Both the line containing "Convert this document image to plain text." and the last line of the listing are included: write out exactly the lines from one to the other.

RECORDS PROVIDED:
+===+

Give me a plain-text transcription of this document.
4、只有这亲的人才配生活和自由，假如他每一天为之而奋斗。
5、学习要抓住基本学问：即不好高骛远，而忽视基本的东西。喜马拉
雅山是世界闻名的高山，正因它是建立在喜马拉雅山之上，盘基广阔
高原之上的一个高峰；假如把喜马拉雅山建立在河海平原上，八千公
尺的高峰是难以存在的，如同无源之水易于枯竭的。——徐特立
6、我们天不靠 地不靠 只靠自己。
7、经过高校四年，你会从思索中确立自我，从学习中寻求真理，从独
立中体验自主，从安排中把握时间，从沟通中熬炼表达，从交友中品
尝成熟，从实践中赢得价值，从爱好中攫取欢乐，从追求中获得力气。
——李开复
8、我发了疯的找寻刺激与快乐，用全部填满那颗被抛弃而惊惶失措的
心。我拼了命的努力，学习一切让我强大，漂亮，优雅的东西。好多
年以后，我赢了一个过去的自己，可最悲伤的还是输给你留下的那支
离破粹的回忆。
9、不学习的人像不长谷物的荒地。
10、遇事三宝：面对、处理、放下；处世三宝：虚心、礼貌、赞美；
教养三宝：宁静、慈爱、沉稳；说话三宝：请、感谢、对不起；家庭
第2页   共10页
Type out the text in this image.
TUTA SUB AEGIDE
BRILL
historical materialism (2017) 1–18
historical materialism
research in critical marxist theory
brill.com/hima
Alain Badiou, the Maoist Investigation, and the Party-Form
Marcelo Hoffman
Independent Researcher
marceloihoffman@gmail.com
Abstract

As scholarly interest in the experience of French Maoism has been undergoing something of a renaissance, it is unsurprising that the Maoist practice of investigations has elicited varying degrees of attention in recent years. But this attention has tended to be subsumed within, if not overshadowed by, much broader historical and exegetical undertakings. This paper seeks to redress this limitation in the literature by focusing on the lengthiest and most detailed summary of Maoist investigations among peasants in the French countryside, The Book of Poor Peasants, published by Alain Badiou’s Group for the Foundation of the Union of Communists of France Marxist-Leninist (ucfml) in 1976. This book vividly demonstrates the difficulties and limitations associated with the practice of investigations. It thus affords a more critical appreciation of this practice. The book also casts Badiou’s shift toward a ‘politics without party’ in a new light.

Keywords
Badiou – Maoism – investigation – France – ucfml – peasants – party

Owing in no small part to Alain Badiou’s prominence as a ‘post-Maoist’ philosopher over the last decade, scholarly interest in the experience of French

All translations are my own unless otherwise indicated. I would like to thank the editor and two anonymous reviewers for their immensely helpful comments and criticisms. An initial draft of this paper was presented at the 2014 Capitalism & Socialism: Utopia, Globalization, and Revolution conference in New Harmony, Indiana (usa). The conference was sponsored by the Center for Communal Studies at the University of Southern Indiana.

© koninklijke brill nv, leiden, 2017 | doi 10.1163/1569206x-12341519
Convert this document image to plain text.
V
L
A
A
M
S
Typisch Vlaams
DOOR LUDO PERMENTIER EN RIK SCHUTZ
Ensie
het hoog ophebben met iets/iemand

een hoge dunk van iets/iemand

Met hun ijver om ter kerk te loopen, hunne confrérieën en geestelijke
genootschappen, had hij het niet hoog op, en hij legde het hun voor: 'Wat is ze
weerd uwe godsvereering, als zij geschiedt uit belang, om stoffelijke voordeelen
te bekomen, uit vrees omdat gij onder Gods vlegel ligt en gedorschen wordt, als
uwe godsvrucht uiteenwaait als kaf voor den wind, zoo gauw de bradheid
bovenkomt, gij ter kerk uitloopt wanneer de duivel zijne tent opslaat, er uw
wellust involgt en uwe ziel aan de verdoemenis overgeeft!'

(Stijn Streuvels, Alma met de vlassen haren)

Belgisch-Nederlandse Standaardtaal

+===+

WRITTEN ANSWER:
Convert this document image to plain text.
V
L
A
A
M
S
Typisch Vlaams
DOOR LUDO PERMENTIER EN RIK SCHUTZ
Ensie
het hoog ophebben met iets/iemand

een hoge dunk van iets/iemand

Met hun ijver om ter kerk te loopen, hunne confrérieën en geestelijke
genootschappen, had hij het niet hoog op, en hij legde het hun voor: 'Wat is ze
weerd uwe godsvereering, als zij geschiedt uit belang, om stoffelijke voordeelen
te bekomen, uit vrees omdat gij onder Gods vlegel ligt en gedorschen wordt, als
uwe godsvrucht uiteenwaait als kaf voor den wind, zoo gauw de bradheid
bovenkomt, gij ter kerk uitloopt wanneer de duivel zijne tent opslaat, er uw
wellust involgt en uwe ziel aan de verdoemenis overgeeft!'

(Stijn Streuvels, Alma met de vlassen haren)

Belgisch-Nederlandse Standaardtaal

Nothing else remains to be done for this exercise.